• **Entries supplied**:
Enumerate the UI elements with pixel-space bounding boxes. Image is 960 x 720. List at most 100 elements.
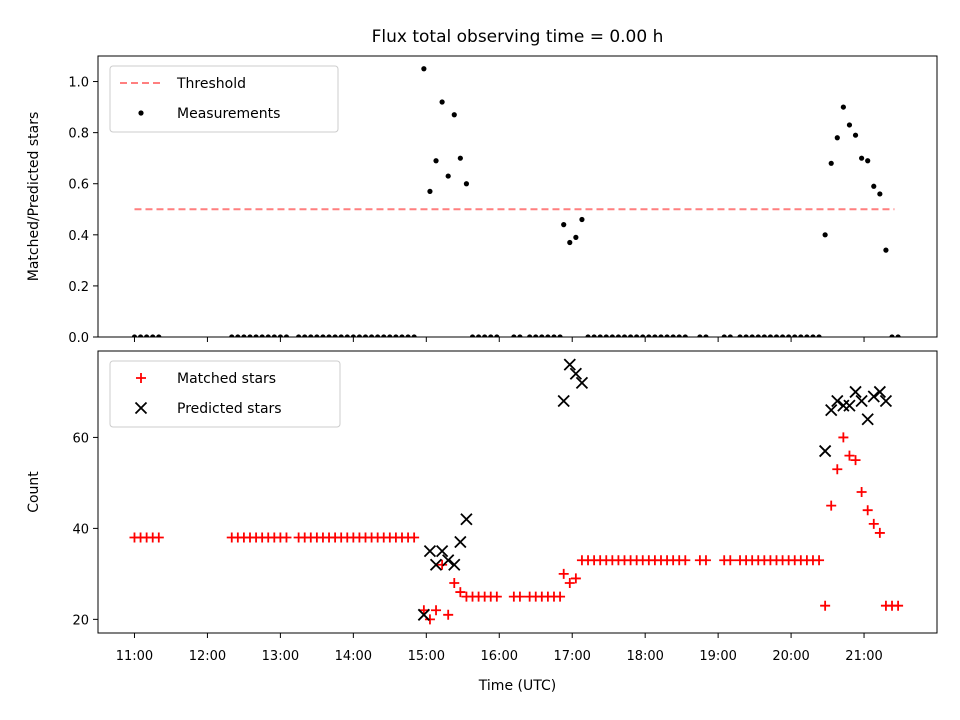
plot-area	[129, 358, 904, 625]
data-point	[314, 334, 320, 337]
data-point	[828, 160, 834, 166]
data-point	[533, 334, 539, 337]
data-point	[749, 334, 755, 337]
data-point	[326, 334, 332, 337]
y-tick-label: 0.0	[68, 331, 89, 346]
data-point	[229, 334, 235, 337]
data-point	[820, 600, 831, 611]
data-point	[634, 334, 640, 337]
bottom-panel: 20 40 60 11:00 12:00 13:00 14:00 15:00 16:00 17:0…	[26, 350, 938, 694]
data-point	[837, 399, 850, 412]
data-point	[381, 334, 387, 337]
data-point	[844, 450, 855, 461]
data-point	[792, 334, 798, 337]
y-tick-label: 1.0	[68, 76, 89, 91]
data-point	[488, 334, 494, 337]
data-point	[697, 334, 703, 337]
y-tick-label: 60	[72, 431, 89, 446]
data-point	[131, 334, 138, 337]
data-point	[761, 334, 767, 337]
y-tick-label: 0.4	[68, 229, 89, 244]
data-point	[527, 334, 533, 337]
data-point	[621, 334, 628, 337]
y-tick-label: 40	[72, 522, 89, 537]
data-point	[831, 394, 844, 408]
data-point	[235, 334, 241, 337]
x-tick-label: 18:00	[626, 649, 663, 664]
x-tick-label: 19:00	[699, 649, 736, 664]
data-point	[879, 394, 893, 408]
data-point	[569, 367, 583, 380]
x-tick-label: 14:00	[335, 649, 372, 664]
data-point	[338, 334, 344, 337]
data-point	[393, 334, 399, 337]
data-point	[825, 403, 838, 417]
data-point	[861, 413, 874, 426]
chart-title: Flux total observing time = 0.00 h	[372, 27, 664, 47]
data-point	[156, 334, 162, 337]
data-point	[551, 334, 557, 337]
data-point	[344, 334, 350, 337]
data-point	[585, 334, 591, 337]
data-point	[591, 334, 597, 337]
data-point	[856, 487, 867, 497]
data-point	[442, 554, 455, 567]
data-point	[433, 158, 439, 164]
data-point	[727, 334, 733, 337]
x-tick-label: 12:00	[189, 649, 226, 664]
data-point	[411, 334, 417, 337]
data-point	[895, 334, 901, 337]
data-point	[247, 334, 253, 337]
data-point	[435, 544, 449, 558]
data-point	[570, 573, 581, 584]
data-point	[840, 104, 846, 110]
data-point	[850, 455, 861, 466]
y-axis-label: Matched/Predicted stars	[26, 112, 42, 282]
x-tick-label: 20:00	[772, 649, 809, 664]
data-point	[539, 334, 545, 337]
data-point	[873, 385, 886, 399]
data-point	[494, 334, 500, 337]
legend-swatch	[134, 401, 148, 415]
data-point	[767, 334, 774, 337]
legend: Matched stars Predicted stars	[109, 360, 341, 428]
series-predicted-stars	[417, 358, 893, 621]
data-point	[721, 334, 727, 337]
data-point	[838, 432, 849, 443]
data-point	[417, 608, 431, 621]
data-point	[253, 334, 259, 337]
data-point	[460, 513, 473, 526]
y-tick-label: 0.2	[68, 280, 89, 295]
data-point	[150, 334, 156, 337]
data-point	[670, 334, 676, 337]
y-tick-label: 0.8	[68, 127, 89, 142]
data-point	[265, 334, 271, 337]
data-point	[865, 158, 871, 164]
plot-area	[131, 66, 901, 337]
data-point	[615, 334, 622, 337]
data-point	[798, 334, 804, 337]
data-point	[846, 122, 853, 128]
legend-label: Threshold	[176, 76, 246, 92]
data-point	[455, 587, 466, 598]
data-point	[437, 559, 448, 570]
x-tick-label: 11:00	[116, 649, 153, 664]
data-point	[627, 334, 634, 337]
data-point	[868, 518, 879, 529]
data-point	[658, 334, 664, 337]
x-tick-label: 21:00	[845, 649, 882, 664]
data-point	[511, 334, 517, 337]
y-tick-label: 20	[72, 613, 89, 628]
data-point	[137, 334, 144, 337]
data-point	[423, 544, 437, 558]
data-point	[867, 390, 880, 403]
data-point	[557, 394, 570, 408]
data-point	[682, 334, 688, 337]
data-point	[700, 555, 711, 566]
data-point	[375, 334, 381, 337]
legend-swatch	[138, 110, 144, 116]
data-point	[852, 132, 859, 138]
x-tick-label: 17:00	[553, 649, 590, 664]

• **Task description**: Reproduce every one of the lines above word for word, omitting the pictures.

• **Reply to the task**:
Enumerate the UI elements with pixel-space bounding boxes. Image is 960 x 720. List at most 100 elements.
plot-area	[129, 358, 904, 625]
data-point	[314, 334, 320, 337]
data-point	[828, 160, 834, 166]
data-point	[533, 334, 539, 337]
data-point	[749, 334, 755, 337]
data-point	[326, 334, 332, 337]
y-tick-label: 0.0	[68, 331, 89, 346]
data-point	[229, 334, 235, 337]
data-point	[820, 600, 831, 611]
data-point	[634, 334, 640, 337]
bottom-panel: 20 40 60 11:00 12:00 13:00 14:00 15:00 16:00 17:0…	[26, 350, 938, 694]
data-point	[837, 399, 850, 412]
data-point	[381, 334, 387, 337]
data-point	[844, 450, 855, 461]
data-point	[792, 334, 798, 337]
y-tick-label: 1.0	[68, 76, 89, 91]
data-point	[488, 334, 494, 337]
data-point	[697, 334, 703, 337]
y-tick-label: 60	[72, 431, 89, 446]
data-point	[131, 334, 138, 337]
data-point	[761, 334, 767, 337]
y-tick-label: 0.4	[68, 229, 89, 244]
data-point	[527, 334, 533, 337]
data-point	[621, 334, 628, 337]
y-tick-label: 40	[72, 522, 89, 537]
data-point	[831, 394, 844, 408]
data-point	[235, 334, 241, 337]
x-tick-label: 18:00	[626, 649, 663, 664]
x-tick-label: 19:00	[699, 649, 736, 664]
data-point	[879, 394, 893, 408]
data-point	[569, 367, 583, 380]
x-tick-label: 14:00	[335, 649, 372, 664]
data-point	[338, 334, 344, 337]
data-point	[393, 334, 399, 337]
data-point	[825, 403, 838, 417]
data-point	[861, 413, 874, 426]
chart-title: Flux total observing time = 0.00 h	[372, 27, 664, 47]
data-point	[156, 334, 162, 337]
data-point	[551, 334, 557, 337]
data-point	[344, 334, 350, 337]
data-point	[585, 334, 591, 337]
data-point	[591, 334, 597, 337]
data-point	[856, 487, 867, 497]
data-point	[442, 554, 455, 567]
data-point	[433, 158, 439, 164]
data-point	[727, 334, 733, 337]
x-tick-label: 12:00	[189, 649, 226, 664]
data-point	[411, 334, 417, 337]
data-point	[895, 334, 901, 337]
data-point	[247, 334, 253, 337]
data-point	[435, 544, 449, 558]
data-point	[570, 573, 581, 584]
data-point	[840, 104, 846, 110]
data-point	[850, 455, 861, 466]
y-axis-label: Matched/Predicted stars	[26, 112, 42, 282]
x-tick-label: 20:00	[772, 649, 809, 664]
data-point	[539, 334, 545, 337]
data-point	[873, 385, 886, 399]
data-point	[494, 334, 500, 337]
legend-swatch	[134, 401, 148, 415]
data-point	[767, 334, 774, 337]
legend: Matched stars Predicted stars	[109, 360, 341, 428]
series-predicted-stars	[417, 358, 893, 621]
data-point	[721, 334, 727, 337]
data-point	[838, 432, 849, 443]
data-point	[417, 608, 431, 621]
data-point	[253, 334, 259, 337]
data-point	[460, 513, 473, 526]
y-tick-label: 0.2	[68, 280, 89, 295]
data-point	[150, 334, 156, 337]
data-point	[670, 334, 676, 337]
y-tick-label: 0.8	[68, 127, 89, 142]
data-point	[265, 334, 271, 337]
data-point	[865, 158, 871, 164]
plot-area	[131, 66, 901, 337]
data-point	[615, 334, 622, 337]
data-point	[798, 334, 804, 337]
data-point	[846, 122, 853, 128]
legend-label: Threshold	[176, 76, 246, 92]
data-point	[455, 587, 466, 598]
data-point	[437, 559, 448, 570]
x-tick-label: 11:00	[116, 649, 153, 664]
data-point	[627, 334, 634, 337]
data-point	[868, 518, 879, 529]
data-point	[658, 334, 664, 337]
x-tick-label: 21:00	[845, 649, 882, 664]
data-point	[511, 334, 517, 337]
y-tick-label: 20	[72, 613, 89, 628]
data-point	[137, 334, 144, 337]
data-point	[423, 544, 437, 558]
data-point	[867, 390, 880, 403]
data-point	[557, 394, 570, 408]
data-point	[682, 334, 688, 337]
data-point	[700, 555, 711, 566]
data-point	[375, 334, 381, 337]
legend-swatch	[138, 110, 144, 116]
data-point	[852, 132, 859, 138]
x-tick-label: 17:00	[553, 649, 590, 664]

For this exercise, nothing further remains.